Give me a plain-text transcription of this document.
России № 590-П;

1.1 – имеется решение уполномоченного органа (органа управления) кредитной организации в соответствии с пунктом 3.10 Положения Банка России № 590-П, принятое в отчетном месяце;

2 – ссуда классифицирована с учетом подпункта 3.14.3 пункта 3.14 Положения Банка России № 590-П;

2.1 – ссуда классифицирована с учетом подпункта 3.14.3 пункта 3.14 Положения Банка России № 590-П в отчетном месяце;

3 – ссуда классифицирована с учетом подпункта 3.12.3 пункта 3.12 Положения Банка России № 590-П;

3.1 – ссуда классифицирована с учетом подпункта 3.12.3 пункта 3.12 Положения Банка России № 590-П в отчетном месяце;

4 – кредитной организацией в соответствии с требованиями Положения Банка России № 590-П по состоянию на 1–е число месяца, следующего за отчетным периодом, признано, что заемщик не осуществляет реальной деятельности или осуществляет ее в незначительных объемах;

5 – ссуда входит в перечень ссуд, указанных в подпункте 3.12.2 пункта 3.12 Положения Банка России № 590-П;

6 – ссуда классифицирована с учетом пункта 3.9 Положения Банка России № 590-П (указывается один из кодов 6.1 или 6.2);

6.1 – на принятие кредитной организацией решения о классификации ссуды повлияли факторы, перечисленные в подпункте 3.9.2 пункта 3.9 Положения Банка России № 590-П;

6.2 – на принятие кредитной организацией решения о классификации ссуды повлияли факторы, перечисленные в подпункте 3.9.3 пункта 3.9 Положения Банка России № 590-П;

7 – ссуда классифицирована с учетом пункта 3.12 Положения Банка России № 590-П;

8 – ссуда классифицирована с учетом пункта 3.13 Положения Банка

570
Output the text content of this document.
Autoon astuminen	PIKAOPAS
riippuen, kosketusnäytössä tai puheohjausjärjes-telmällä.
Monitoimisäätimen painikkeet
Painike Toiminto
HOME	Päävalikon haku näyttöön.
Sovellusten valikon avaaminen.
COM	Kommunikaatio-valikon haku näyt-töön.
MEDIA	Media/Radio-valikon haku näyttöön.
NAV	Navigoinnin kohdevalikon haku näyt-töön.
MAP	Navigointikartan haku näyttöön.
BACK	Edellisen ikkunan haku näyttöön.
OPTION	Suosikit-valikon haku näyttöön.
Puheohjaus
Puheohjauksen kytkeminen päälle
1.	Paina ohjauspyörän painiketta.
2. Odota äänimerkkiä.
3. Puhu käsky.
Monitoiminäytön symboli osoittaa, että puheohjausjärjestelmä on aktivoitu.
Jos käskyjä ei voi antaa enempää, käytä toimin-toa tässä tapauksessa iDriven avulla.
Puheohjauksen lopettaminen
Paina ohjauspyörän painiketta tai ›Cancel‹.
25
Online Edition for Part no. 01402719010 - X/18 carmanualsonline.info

────────────────

▸ Requirements: Look through the records and gather each line with the word "перечисленные".

▸ Output for this exercise:
6.1 – на принятие кредитной организацией решения о классификации ссуды повлияли факторы, перечисленные в подпункте 3.9.2 пункта 3.9 Положения Банка России № 590-П;
6.2 – на принятие кредитной организацией решения о классификации ссуды повлияли факторы, перечисленные в подпункте 3.9.3 пункта 3.9 Положения Банка России № 590-П;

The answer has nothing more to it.